:: Exercise data ::

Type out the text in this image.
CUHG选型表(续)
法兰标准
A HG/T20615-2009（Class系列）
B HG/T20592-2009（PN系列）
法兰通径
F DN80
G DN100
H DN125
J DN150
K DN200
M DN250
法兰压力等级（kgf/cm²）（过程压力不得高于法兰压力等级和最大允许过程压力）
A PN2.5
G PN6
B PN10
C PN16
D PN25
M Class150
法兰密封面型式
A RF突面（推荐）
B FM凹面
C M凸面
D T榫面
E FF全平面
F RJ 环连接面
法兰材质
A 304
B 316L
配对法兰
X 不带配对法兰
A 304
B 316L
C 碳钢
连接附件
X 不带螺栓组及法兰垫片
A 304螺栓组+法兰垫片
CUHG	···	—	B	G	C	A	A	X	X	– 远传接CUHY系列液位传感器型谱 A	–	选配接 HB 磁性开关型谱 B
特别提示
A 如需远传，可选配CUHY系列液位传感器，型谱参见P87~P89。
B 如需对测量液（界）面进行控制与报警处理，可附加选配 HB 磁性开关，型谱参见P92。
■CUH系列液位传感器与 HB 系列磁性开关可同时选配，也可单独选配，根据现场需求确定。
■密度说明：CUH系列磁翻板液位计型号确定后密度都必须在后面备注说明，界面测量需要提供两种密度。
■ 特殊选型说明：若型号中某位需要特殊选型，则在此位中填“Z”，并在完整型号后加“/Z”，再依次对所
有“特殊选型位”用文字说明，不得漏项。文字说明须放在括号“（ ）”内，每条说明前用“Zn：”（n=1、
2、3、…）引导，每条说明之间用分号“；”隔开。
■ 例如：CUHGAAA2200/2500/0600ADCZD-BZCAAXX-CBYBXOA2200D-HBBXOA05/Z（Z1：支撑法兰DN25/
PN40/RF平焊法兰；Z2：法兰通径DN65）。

:: Short task ::
Return each line of the data exactly as written above.

:: Correct output ::
Type out the text in this image.
CUHG选型表(续)
法兰标准
A HG/T20615-2009（Class系列）
B HG/T20592-2009（PN系列）
法兰通径
F DN80
G DN100
H DN125
J DN150
K DN200
M DN250
法兰压力等级（kgf/cm²）（过程压力不得高于法兰压力等级和最大允许过程压力）
A PN2.5
G PN6
B PN10
C PN16
D PN25
M Class150
法兰密封面型式
A RF突面（推荐）
B FM凹面
C M凸面
D T榫面
E FF全平面
F RJ 环连接面
法兰材质
A 304
B 316L
配对法兰
X 不带配对法兰
A 304
B 316L
C 碳钢
连接附件
X 不带螺栓组及法兰垫片
A 304螺栓组+法兰垫片
CUHG	···	—	B	G	C	A	A	X	X	– 远传接CUHY系列液位传感器型谱 A	–	选配接 HB 磁性开关型谱 B
特别提示
A 如需远传，可选配CUHY系列液位传感器，型谱参见P87~P89。
B 如需对测量液（界）面进行控制与报警处理，可附加选配 HB 磁性开关，型谱参见P92。
■CUH系列液位传感器与 HB 系列磁性开关可同时选配，也可单独选配，根据现场需求确定。
■密度说明：CUH系列磁翻板液位计型号确定后密度都必须在后面备注说明，界面测量需要提供两种密度。
■ 特殊选型说明：若型号中某位需要特殊选型，则在此位中填“Z”，并在完整型号后加“/Z”，再依次对所
有“特殊选型位”用文字说明，不得漏项。文字说明须放在括号“（ ）”内，每条说明前用“Zn：”（n=1、
2、3、…）引导，每条说明之间用分号“；”隔开。
■ 例如：CUHGAAA2200/2500/0600ADCZD-BZCAAXX-CBYBXOA2200D-HBBXOA05/Z（Z1：支撑法兰DN25/
PN40/RF平焊法兰；Z2：法兰通径DN65）。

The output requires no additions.